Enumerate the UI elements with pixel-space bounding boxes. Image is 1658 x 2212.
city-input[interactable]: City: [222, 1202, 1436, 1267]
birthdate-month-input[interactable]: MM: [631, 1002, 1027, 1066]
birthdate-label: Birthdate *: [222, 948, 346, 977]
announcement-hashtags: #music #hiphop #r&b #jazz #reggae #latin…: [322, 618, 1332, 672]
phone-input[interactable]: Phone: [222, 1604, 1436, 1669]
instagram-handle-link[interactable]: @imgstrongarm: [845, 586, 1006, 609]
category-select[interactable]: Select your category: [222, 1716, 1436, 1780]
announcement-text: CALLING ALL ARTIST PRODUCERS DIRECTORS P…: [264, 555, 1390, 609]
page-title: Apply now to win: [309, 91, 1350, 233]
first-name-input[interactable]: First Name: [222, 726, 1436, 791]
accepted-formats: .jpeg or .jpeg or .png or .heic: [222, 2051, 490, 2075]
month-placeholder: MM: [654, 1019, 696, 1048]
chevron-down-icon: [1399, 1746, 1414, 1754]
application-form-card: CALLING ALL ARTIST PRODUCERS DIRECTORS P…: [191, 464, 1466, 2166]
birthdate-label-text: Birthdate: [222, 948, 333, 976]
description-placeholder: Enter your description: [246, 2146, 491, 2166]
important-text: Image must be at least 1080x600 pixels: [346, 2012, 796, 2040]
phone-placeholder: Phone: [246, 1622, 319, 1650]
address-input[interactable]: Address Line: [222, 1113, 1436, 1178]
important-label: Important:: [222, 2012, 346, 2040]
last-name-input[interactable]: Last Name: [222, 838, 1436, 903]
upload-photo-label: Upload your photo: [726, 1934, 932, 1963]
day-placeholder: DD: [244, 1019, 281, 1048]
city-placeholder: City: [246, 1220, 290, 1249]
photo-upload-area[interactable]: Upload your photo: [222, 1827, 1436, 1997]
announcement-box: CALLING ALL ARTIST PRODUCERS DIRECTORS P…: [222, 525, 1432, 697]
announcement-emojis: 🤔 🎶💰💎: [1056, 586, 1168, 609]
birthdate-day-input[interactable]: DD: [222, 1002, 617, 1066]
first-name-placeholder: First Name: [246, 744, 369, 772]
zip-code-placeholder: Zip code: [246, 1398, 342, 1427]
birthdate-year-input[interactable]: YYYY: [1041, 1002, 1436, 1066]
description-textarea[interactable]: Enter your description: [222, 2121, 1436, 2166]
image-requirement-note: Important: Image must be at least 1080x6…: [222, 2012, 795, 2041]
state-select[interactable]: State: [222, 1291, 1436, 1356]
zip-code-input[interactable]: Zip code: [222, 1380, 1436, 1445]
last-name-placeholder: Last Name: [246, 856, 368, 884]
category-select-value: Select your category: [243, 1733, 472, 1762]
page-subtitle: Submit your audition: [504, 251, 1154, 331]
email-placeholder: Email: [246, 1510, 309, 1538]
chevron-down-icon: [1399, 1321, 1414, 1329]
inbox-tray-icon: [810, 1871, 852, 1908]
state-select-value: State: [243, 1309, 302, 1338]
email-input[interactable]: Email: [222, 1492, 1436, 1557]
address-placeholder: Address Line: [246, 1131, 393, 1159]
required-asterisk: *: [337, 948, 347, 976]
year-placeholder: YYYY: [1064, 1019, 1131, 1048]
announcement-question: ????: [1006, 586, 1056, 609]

☆ ☆ ☆ ☆

> GIVEN TASK
Retype all of the material above line for line, keeping every character unchanged.

> FINISHED TASK
Enumerate the UI elements with pixel-space bounding boxes. Image is 1658 x 2212.
city-input[interactable]: City: [222, 1202, 1436, 1267]
birthdate-month-input[interactable]: MM: [631, 1002, 1027, 1066]
birthdate-label: Birthdate *: [222, 948, 346, 977]
announcement-hashtags: #music #hiphop #r&b #jazz #reggae #latin…: [322, 618, 1332, 672]
phone-input[interactable]: Phone: [222, 1604, 1436, 1669]
instagram-handle-link[interactable]: @imgstrongarm: [845, 586, 1006, 609]
category-select[interactable]: Select your category: [222, 1716, 1436, 1780]
announcement-text: CALLING ALL ARTIST PRODUCERS DIRECTORS P…: [264, 555, 1390, 609]
page-title: Apply now to win: [309, 91, 1350, 233]
first-name-input[interactable]: First Name: [222, 726, 1436, 791]
accepted-formats: .jpeg or .jpeg or .png or .heic: [222, 2051, 490, 2075]
month-placeholder: MM: [654, 1019, 696, 1048]
chevron-down-icon: [1399, 1746, 1414, 1754]
application-form-card: CALLING ALL ARTIST PRODUCERS DIRECTORS P…: [191, 464, 1466, 2166]
birthdate-label-text: Birthdate: [222, 948, 333, 976]
description-placeholder: Enter your description: [246, 2146, 491, 2166]
important-text: Image must be at least 1080x600 pixels: [346, 2012, 796, 2040]
phone-placeholder: Phone: [246, 1622, 319, 1650]
address-input[interactable]: Address Line: [222, 1113, 1436, 1178]
important-label: Important:: [222, 2012, 346, 2040]
last-name-input[interactable]: Last Name: [222, 838, 1436, 903]
upload-photo-label: Upload your photo: [726, 1934, 932, 1963]
day-placeholder: DD: [244, 1019, 281, 1048]
city-placeholder: City: [246, 1220, 290, 1249]
photo-upload-area[interactable]: Upload your photo: [222, 1827, 1436, 1997]
announcement-box: CALLING ALL ARTIST PRODUCERS DIRECTORS P…: [222, 525, 1432, 697]
announcement-emojis: 🤔 🎶💰💎: [1056, 586, 1168, 609]
birthdate-day-input[interactable]: DD: [222, 1002, 617, 1066]
first-name-placeholder: First Name: [246, 744, 369, 772]
zip-code-placeholder: Zip code: [246, 1398, 342, 1427]
birthdate-year-input[interactable]: YYYY: [1041, 1002, 1436, 1066]
description-textarea[interactable]: Enter your description: [222, 2121, 1436, 2166]
image-requirement-note: Important: Image must be at least 1080x6…: [222, 2012, 795, 2041]
state-select[interactable]: State: [222, 1291, 1436, 1356]
zip-code-input[interactable]: Zip code: [222, 1380, 1436, 1445]
last-name-placeholder: Last Name: [246, 856, 368, 884]
category-select-value: Select your category: [243, 1733, 472, 1762]
page-subtitle: Submit your audition: [504, 251, 1154, 331]
email-placeholder: Email: [246, 1510, 309, 1538]
chevron-down-icon: [1399, 1321, 1414, 1329]
inbox-tray-icon: [810, 1871, 852, 1908]
state-select-value: State: [243, 1309, 302, 1338]
email-input[interactable]: Email: [222, 1492, 1436, 1557]
address-placeholder: Address Line: [246, 1131, 393, 1159]
required-asterisk: *: [337, 948, 347, 976]
year-placeholder: YYYY: [1064, 1019, 1131, 1048]
announcement-question: ????: [1006, 586, 1056, 609]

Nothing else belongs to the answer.